<<<<
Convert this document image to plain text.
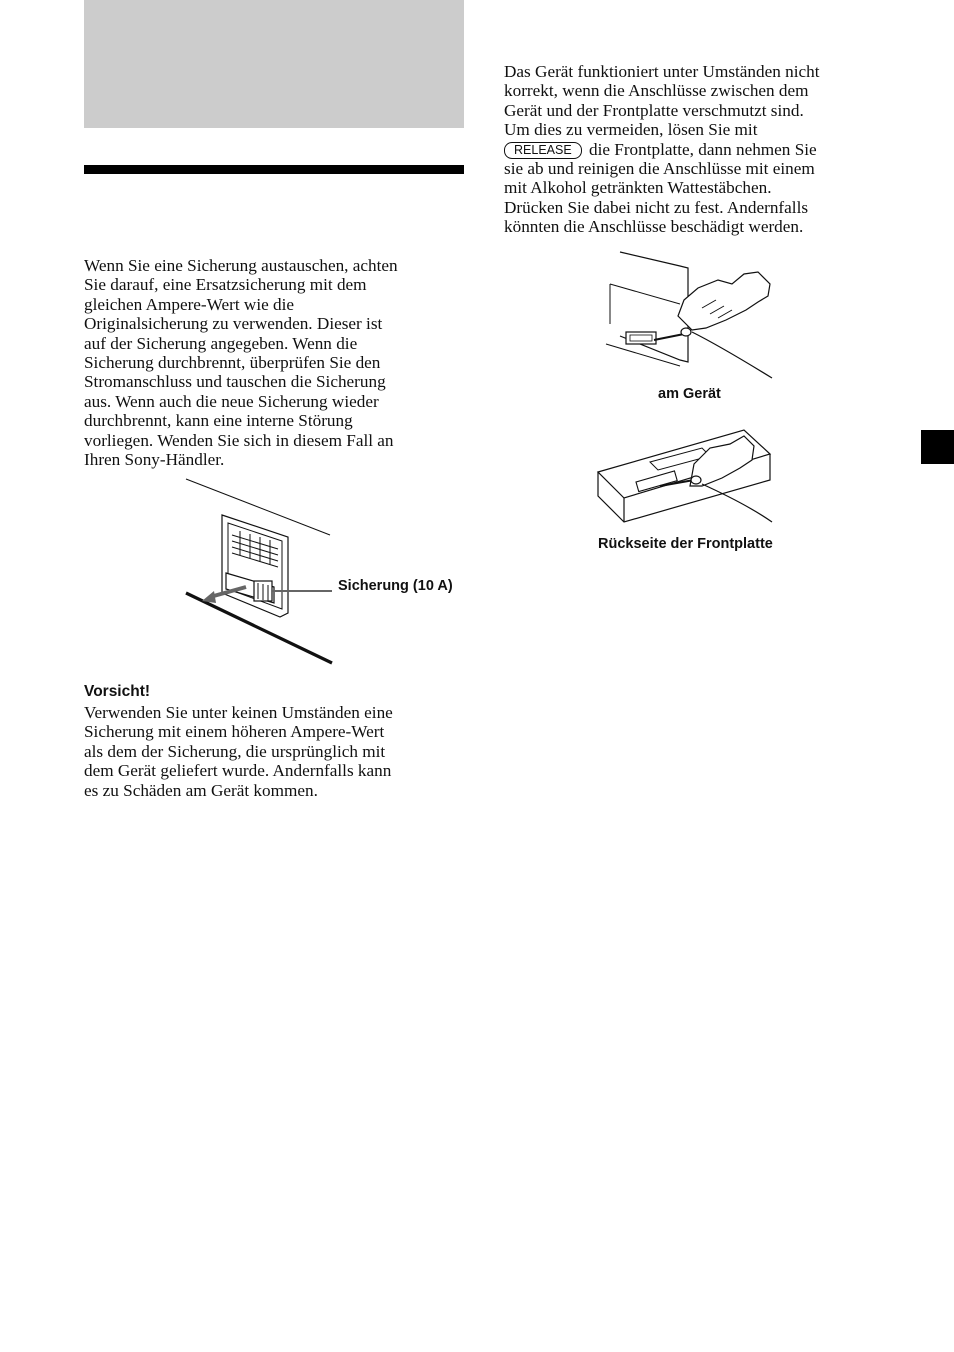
Wenn Sie eine Sicherung austauschen, achten
Sie darauf, eine Ersatzsicherung mit dem
gleichen Ampere-Wert wie die
Originalsicherung zu verwenden. Dieser ist
auf der Sicherung angegeben. Wenn die
Sicherung durchbrennt, überprüfen Sie den
Stromanschluss und tauschen die Sicherung
aus. Wenn auch die neue Sicherung wieder
durchbrennt, kann eine interne Störung
vorliegen. Wenden Sie sich in diesem Fall an
Ihren Sony-Händler.

Sicherung (10 A)
Vorsicht!

Verwenden Sie unter keinen Umständen eine
Sicherung mit einem höheren Ampere-Wert
als dem der Sicherung, die ursprünglich mit
dem Gerät geliefert wurde. Andernfalls kann
es zu Schäden am Gerät kommen.

Das Gerät funktioniert unter Umständen nicht
korrekt, wenn die Anschlüsse zwischen dem
Gerät und der Frontplatte verschmutzt sind.
Um dies zu vermeiden, lösen Sie mit

RELEASE die Frontplatte, dann nehmen Sie

sie ab und reinigen die Anschlüsse mit einem
mit Alkohol getränkten Wattestäbchen.
Drücken Sie dabei nicht zu fest. Andernfalls
könnten die Anschlüsse beschädigt werden.

am Gerät
Rückseite der Frontplatte
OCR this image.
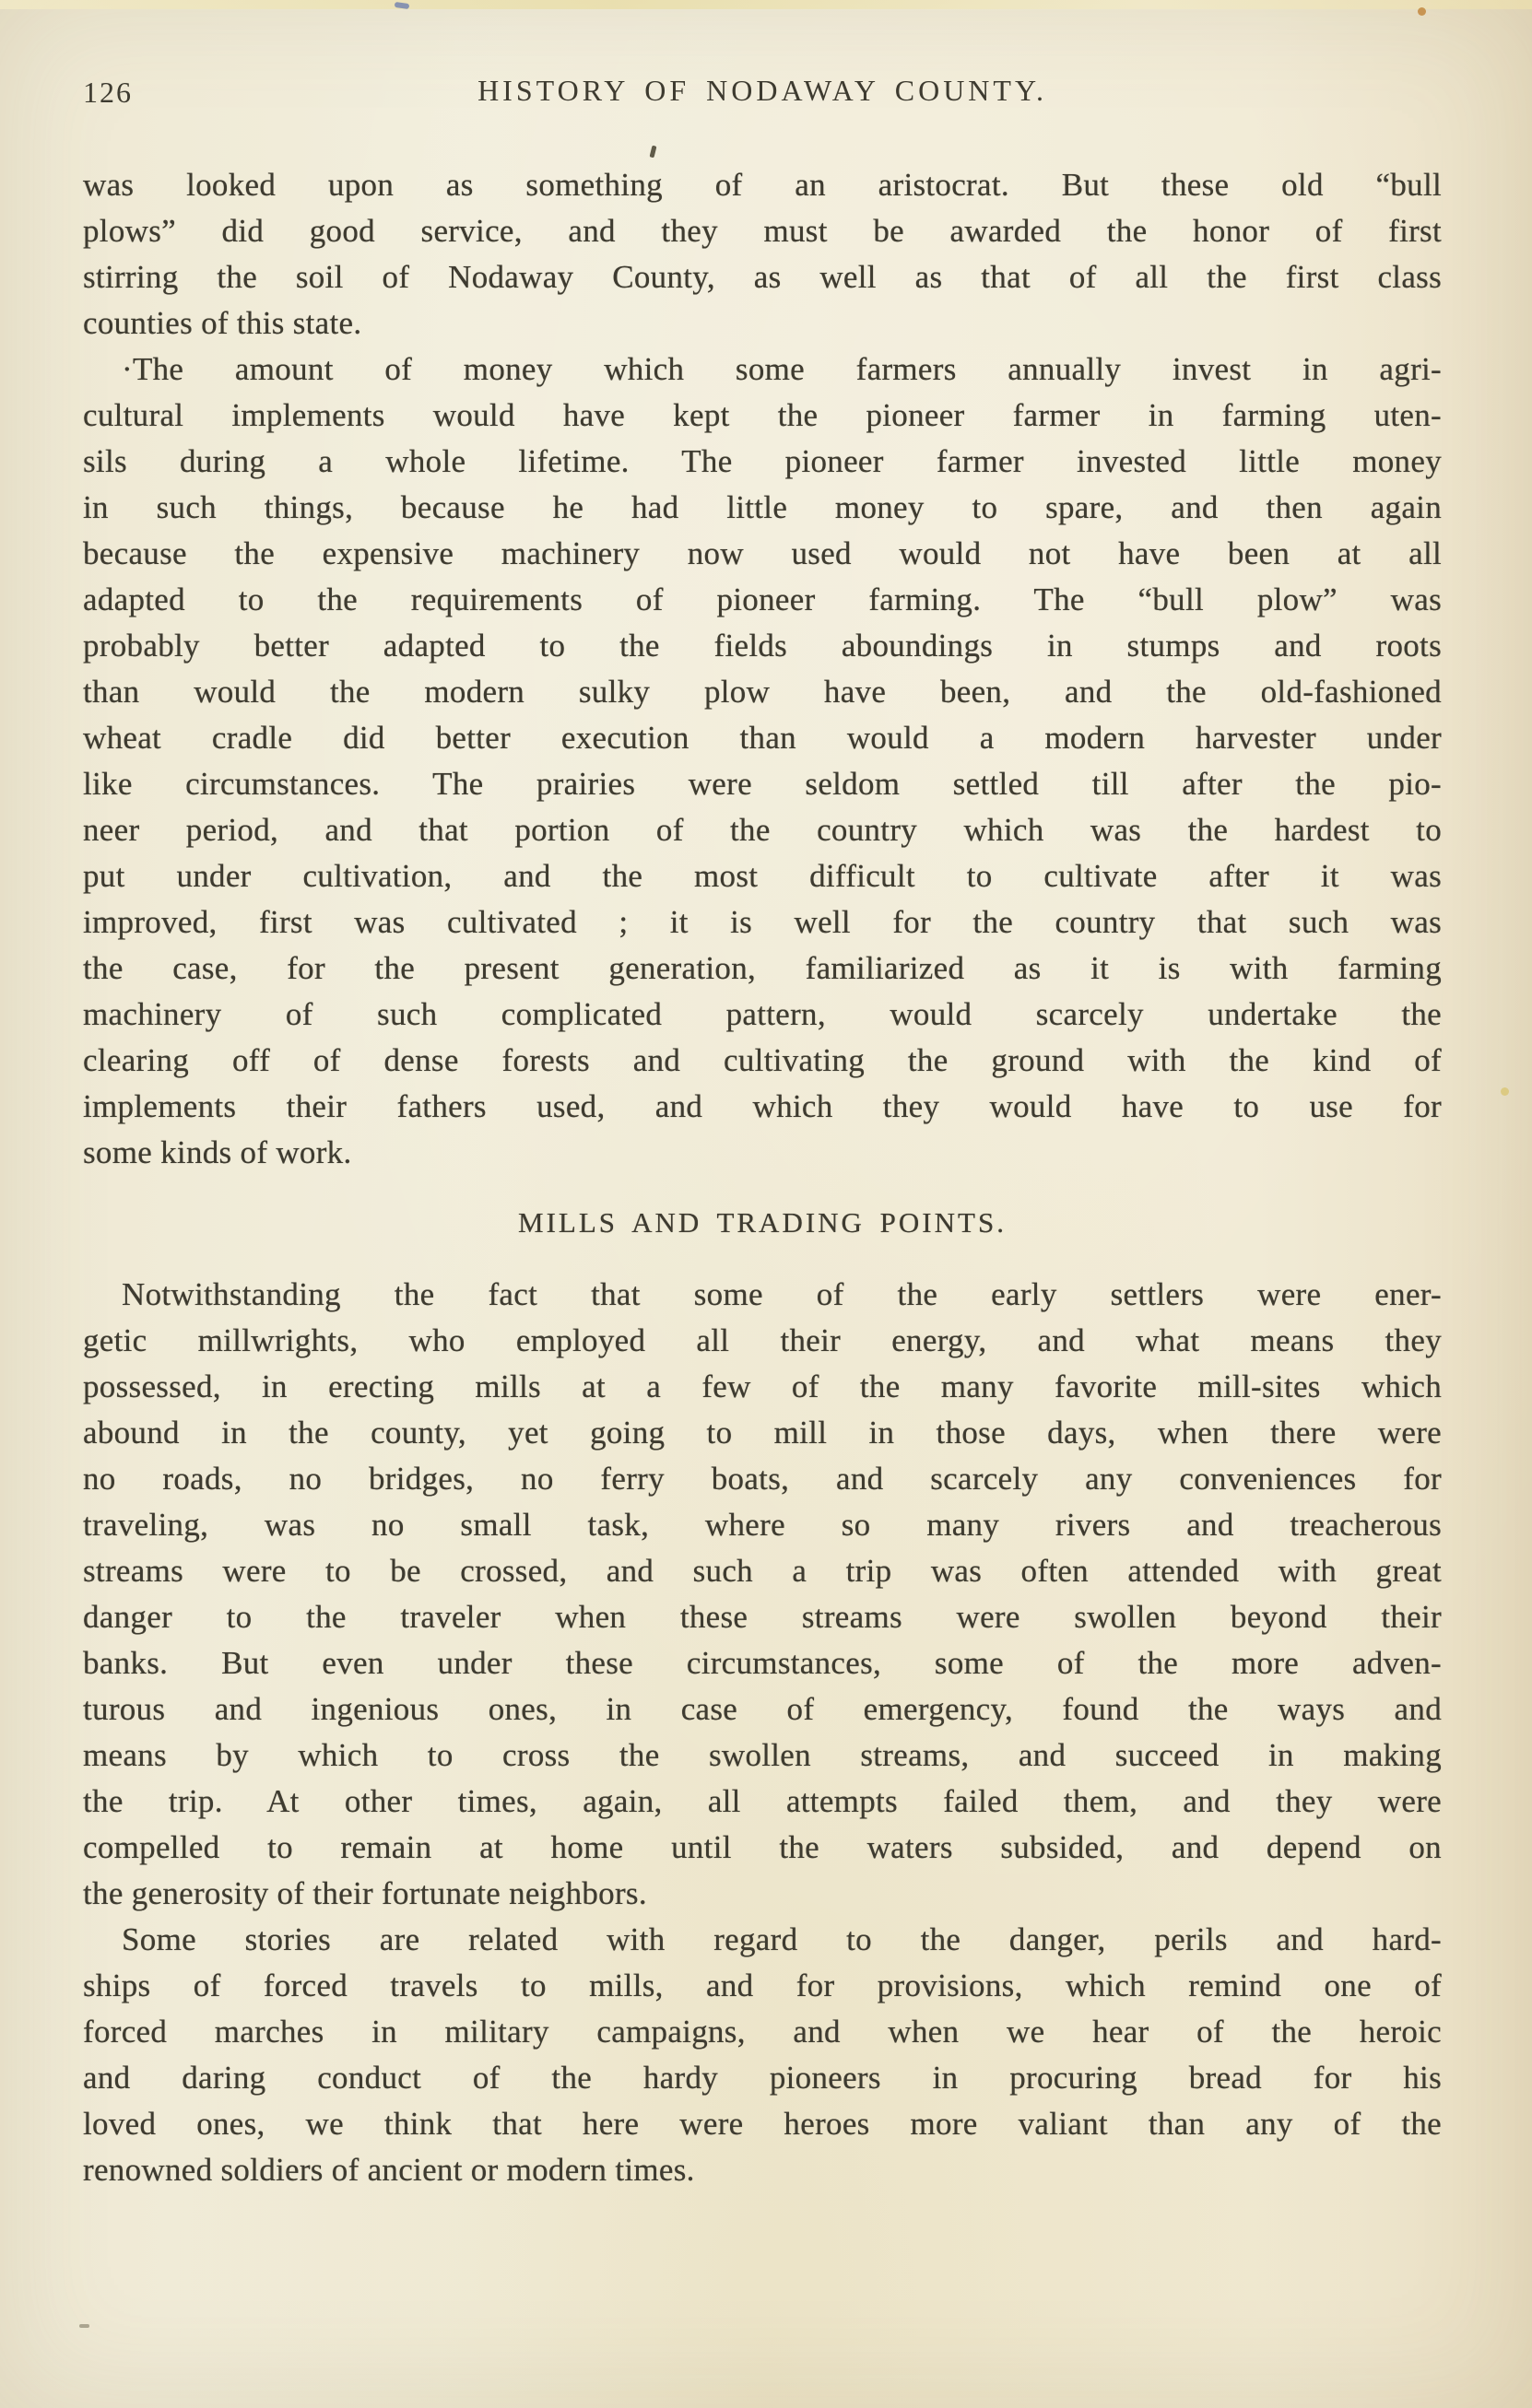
126	HISTORY OF NODAWAY COUNTY.
was looked upon as something of an aristocrat. But these old “bull
plows” did good service, and they must be awarded the honor of first
stirring the soil of Nodaway County, as well as that of all the first class
counties of this state.
·The amount of money which some farmers annually invest in agri-
cultural implements would have kept the pioneer farmer in farming uten-
sils during a whole lifetime. The pioneer farmer invested little money
in such things, because he had little money to spare, and then again
because the expensive machinery now used would not have been at all
adapted to the requirements of pioneer farming. The “bull plow” was
probably better adapted to the fields aboundings in stumps and roots
than would the modern sulky plow have been, and the old-fashioned
wheat cradle did better execution than would a modern harvester under
like circumstances. The prairies were seldom settled till after the pio-
neer period, and that portion of the country which was the hardest to
put under cultivation, and the most difficult to cultivate after it was
improved, first was cultivated ; it is well for the country that such was
the case, for the present generation, familiarized as it is with farming
machinery of such complicated pattern, would scarcely undertake the
clearing off of dense forests and cultivating the ground with the kind of
implements their fathers used, and which they would have to use for
some kinds of work.
MILLS AND TRADING POINTS.
Notwithstanding the fact that some of the early settlers were ener-
getic millwrights, who employed all their energy, and what means they
possessed, in erecting mills at a few of the many favorite mill-sites which
abound in the county, yet going to mill in those days, when there were
no roads, no bridges, no ferry boats, and scarcely any conveniences for
traveling, was no small task, where so many rivers and treacherous
streams were to be crossed, and such a trip was often attended with great
danger to the traveler when these streams were swollen beyond their
banks. But even under these circumstances, some of the more adven-
turous and ingenious ones, in case of emergency, found the ways and
means by which to cross the swollen streams, and succeed in making
the trip. At other times, again, all attempts failed them, and they were
compelled to remain at home until the waters subsided, and depend on
the generosity of their fortunate neighbors.
Some stories are related with regard to the danger, perils and hard-
ships of forced travels to mills, and for provisions, which remind one of
forced marches in military campaigns, and when we hear of the heroic
and daring conduct of the hardy pioneers in procuring bread for his
loved ones, we think that here were heroes more valiant than any of the
renowned soldiers of ancient or modern times.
>>>>
### Required work
Select all lines with the word "that" from the entries above.

### Response below
stirring the soil of Nodaway County, as well as that of all the first class
neer period, and that portion of the country which was the hardest to
improved, first was cultivated ; it is well for the country that such was
Notwithstanding the fact that some of the early settlers were ener-
loved ones, we think that here were heroes more valiant than any of the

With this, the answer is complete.